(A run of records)
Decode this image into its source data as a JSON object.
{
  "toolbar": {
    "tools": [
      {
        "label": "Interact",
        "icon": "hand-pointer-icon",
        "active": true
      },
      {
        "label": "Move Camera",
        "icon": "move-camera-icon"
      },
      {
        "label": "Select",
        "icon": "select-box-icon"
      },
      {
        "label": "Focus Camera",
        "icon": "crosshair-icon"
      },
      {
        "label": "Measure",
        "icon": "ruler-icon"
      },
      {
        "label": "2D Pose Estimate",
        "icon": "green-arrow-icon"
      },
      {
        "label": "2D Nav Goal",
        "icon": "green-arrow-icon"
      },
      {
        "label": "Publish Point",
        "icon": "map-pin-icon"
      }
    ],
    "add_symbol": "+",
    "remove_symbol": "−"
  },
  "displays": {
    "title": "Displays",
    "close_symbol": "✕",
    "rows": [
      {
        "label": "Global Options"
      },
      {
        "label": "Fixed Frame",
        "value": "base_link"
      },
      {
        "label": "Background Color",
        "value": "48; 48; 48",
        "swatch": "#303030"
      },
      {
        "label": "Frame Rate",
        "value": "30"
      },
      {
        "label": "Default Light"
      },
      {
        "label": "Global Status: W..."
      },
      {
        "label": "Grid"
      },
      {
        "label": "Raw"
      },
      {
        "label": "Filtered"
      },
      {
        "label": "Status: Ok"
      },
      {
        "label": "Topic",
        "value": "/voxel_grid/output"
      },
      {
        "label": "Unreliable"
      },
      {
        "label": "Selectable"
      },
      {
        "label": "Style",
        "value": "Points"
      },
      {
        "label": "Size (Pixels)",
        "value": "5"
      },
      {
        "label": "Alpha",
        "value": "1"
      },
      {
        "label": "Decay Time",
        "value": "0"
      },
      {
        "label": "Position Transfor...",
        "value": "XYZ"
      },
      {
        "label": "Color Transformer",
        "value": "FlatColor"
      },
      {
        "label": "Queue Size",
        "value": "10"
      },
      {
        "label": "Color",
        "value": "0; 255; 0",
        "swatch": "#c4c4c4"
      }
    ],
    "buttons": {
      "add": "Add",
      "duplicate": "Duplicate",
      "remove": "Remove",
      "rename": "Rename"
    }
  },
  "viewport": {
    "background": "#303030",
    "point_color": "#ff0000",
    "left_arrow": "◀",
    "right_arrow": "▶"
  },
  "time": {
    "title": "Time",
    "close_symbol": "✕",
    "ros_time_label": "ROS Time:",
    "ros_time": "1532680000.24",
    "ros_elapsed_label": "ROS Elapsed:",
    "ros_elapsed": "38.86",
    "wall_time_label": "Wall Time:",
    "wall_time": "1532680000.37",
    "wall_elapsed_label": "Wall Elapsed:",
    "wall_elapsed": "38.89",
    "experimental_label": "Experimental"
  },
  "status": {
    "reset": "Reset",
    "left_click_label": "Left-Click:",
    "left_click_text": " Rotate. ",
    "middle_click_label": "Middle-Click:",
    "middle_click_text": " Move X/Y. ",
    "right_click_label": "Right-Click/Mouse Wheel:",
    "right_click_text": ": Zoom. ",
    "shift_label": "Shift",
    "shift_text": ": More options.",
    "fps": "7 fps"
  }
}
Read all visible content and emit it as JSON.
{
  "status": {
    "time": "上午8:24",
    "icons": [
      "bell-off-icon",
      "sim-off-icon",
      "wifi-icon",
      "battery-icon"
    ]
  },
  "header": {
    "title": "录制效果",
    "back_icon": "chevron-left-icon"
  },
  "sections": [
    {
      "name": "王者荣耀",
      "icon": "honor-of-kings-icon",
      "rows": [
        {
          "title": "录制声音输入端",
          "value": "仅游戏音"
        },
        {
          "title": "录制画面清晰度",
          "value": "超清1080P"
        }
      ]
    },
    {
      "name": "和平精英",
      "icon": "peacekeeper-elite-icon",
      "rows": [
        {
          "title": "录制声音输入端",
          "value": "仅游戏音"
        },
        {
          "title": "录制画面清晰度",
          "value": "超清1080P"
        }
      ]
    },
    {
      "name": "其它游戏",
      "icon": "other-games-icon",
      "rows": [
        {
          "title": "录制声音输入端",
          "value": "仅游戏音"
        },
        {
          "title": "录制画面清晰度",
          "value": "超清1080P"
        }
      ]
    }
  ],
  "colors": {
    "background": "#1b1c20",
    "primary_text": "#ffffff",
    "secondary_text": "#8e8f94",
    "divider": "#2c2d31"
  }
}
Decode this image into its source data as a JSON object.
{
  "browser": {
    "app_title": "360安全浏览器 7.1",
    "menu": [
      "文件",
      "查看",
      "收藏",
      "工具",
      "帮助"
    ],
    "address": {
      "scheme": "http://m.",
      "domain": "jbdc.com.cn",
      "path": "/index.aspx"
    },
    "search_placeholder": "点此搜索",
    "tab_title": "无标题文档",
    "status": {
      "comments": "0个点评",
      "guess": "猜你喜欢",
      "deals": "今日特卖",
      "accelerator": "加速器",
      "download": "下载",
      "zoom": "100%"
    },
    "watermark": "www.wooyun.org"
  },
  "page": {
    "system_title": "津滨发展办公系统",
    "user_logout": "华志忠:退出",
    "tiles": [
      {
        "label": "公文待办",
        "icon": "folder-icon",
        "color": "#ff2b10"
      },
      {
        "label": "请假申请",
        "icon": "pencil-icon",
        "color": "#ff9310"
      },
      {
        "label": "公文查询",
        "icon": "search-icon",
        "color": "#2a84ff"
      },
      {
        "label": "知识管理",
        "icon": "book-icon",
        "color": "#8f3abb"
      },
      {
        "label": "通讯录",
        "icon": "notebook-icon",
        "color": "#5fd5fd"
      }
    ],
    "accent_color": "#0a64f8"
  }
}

### [Problem]
Transcribe the entire listing above precisely.

### [Correct result]
Decode this image into its source data as a JSON object.
{
  "toolbar": {
    "tools": [
      {
        "label": "Interact",
        "icon": "hand-pointer-icon",
        "active": true
      },
      {
        "label": "Move Camera",
        "icon": "move-camera-icon"
      },
      {
        "label": "Select",
        "icon": "select-box-icon"
      },
      {
        "label": "Focus Camera",
        "icon": "crosshair-icon"
      },
      {
        "label": "Measure",
        "icon": "ruler-icon"
      },
      {
        "label": "2D Pose Estimate",
        "icon": "green-arrow-icon"
      },
      {
        "label": "2D Nav Goal",
        "icon": "green-arrow-icon"
      },
      {
        "label": "Publish Point",
        "icon": "map-pin-icon"
      }
    ],
    "add_symbol": "+",
    "remove_symbol": "−"
  },
  "displays": {
    "title": "Displays",
    "close_symbol": "✕",
    "rows": [
      {
        "label": "Global Options"
      },
      {
        "label": "Fixed Frame",
        "value": "base_link"
      },
      {
        "label": "Background Color",
        "value": "48; 48; 48",
        "swatch": "#303030"
      },
      {
        "label": "Frame Rate",
        "value": "30"
      },
      {
        "label": "Default Light"
      },
      {
        "label": "Global Status: W..."
      },
      {
        "label": "Grid"
      },
      {
        "label": "Raw"
      },
      {
        "label": "Filtered"
      },
      {
        "label": "Status: Ok"
      },
      {
        "label": "Topic",
        "value": "/voxel_grid/output"
      },
      {
        "label": "Unreliable"
      },
      {
        "label": "Selectable"
      },
      {
        "label": "Style",
        "value": "Points"
      },
      {
        "label": "Size (Pixels)",
        "value": "5"
      },
      {
        "label": "Alpha",
        "value": "1"
      },
      {
        "label": "Decay Time",
        "value": "0"
      },
      {
        "label": "Position Transfor...",
        "value": "XYZ"
      },
      {
        "label": "Color Transformer",
        "value": "FlatColor"
      },
      {
        "label": "Queue Size",
        "value": "10"
      },
      {
        "label": "Color",
        "value": "0; 255; 0",
        "swatch": "#c4c4c4"
      }
    ],
    "buttons": {
      "add": "Add",
      "duplicate": "Duplicate",
      "remove": "Remove",
      "rename": "Rename"
    }
  },
  "viewport": {
    "background": "#303030",
    "point_color": "#ff0000",
    "left_arrow": "◀",
    "right_arrow": "▶"
  },
  "time": {
    "title": "Time",
    "close_symbol": "✕",
    "ros_time_label": "ROS Time:",
    "ros_time": "1532680000.24",
    "ros_elapsed_label": "ROS Elapsed:",
    "ros_elapsed": "38.86",
    "wall_time_label": "Wall Time:",
    "wall_time": "1532680000.37",
    "wall_elapsed_label": "Wall Elapsed:",
    "wall_elapsed": "38.89",
    "experimental_label": "Experimental"
  },
  "status": {
    "reset": "Reset",
    "left_click_label": "Left-Click:",
    "left_click_text": " Rotate. ",
    "middle_click_label": "Middle-Click:",
    "middle_click_text": " Move X/Y. ",
    "right_click_label": "Right-Click/Mouse Wheel:",
    "right_click_text": ": Zoom. ",
    "shift_label": "Shift",
    "shift_text": ": More options.",
    "fps": "7 fps"
  }
}
Read all visible content and emit it as JSON.
{
  "status": {
    "time": "上午8:24",
    "icons": [
      "bell-off-icon",
      "sim-off-icon",
      "wifi-icon",
      "battery-icon"
    ]
  },
  "header": {
    "title": "录制效果",
    "back_icon": "chevron-left-icon"
  },
  "sections": [
    {
      "name": "王者荣耀",
      "icon": "honor-of-kings-icon",
      "rows": [
        {
          "title": "录制声音输入端",
          "value": "仅游戏音"
        },
        {
          "title": "录制画面清晰度",
          "value": "超清1080P"
        }
      ]
    },
    {
      "name": "和平精英",
      "icon": "peacekeeper-elite-icon",
      "rows": [
        {
          "title": "录制声音输入端",
          "value": "仅游戏音"
        },
        {
          "title": "录制画面清晰度",
          "value": "超清1080P"
        }
      ]
    },
    {
      "name": "其它游戏",
      "icon": "other-games-icon",
      "rows": [
        {
          "title": "录制声音输入端",
          "value": "仅游戏音"
        },
        {
          "title": "录制画面清晰度",
          "value": "超清1080P"
        }
      ]
    }
  ],
  "colors": {
    "background": "#1b1c20",
    "primary_text": "#ffffff",
    "secondary_text": "#8e8f94",
    "divider": "#2c2d31"
  }
}
Decode this image into its source data as a JSON object.
{
  "browser": {
    "app_title": "360安全浏览器 7.1",
    "menu": [
      "文件",
      "查看",
      "收藏",
      "工具",
      "帮助"
    ],
    "address": {
      "scheme": "http://m.",
      "domain": "jbdc.com.cn",
      "path": "/index.aspx"
    },
    "search_placeholder": "点此搜索",
    "tab_title": "无标题文档",
    "status": {
      "comments": "0个点评",
      "guess": "猜你喜欢",
      "deals": "今日特卖",
      "accelerator": "加速器",
      "download": "下载",
      "zoom": "100%"
    },
    "watermark": "www.wooyun.org"
  },
  "page": {
    "system_title": "津滨发展办公系统",
    "user_logout": "华志忠:退出",
    "tiles": [
      {
        "label": "公文待办",
        "icon": "folder-icon",
        "color": "#ff2b10"
      },
      {
        "label": "请假申请",
        "icon": "pencil-icon",
        "color": "#ff9310"
      },
      {
        "label": "公文查询",
        "icon": "search-icon",
        "color": "#2a84ff"
      },
      {
        "label": "知识管理",
        "icon": "book-icon",
        "color": "#8f3abb"
      },
      {
        "label": "通讯录",
        "icon": "notebook-icon",
        "color": "#5fd5fd"
      }
    ],
    "accent_color": "#0a64f8"
  }
}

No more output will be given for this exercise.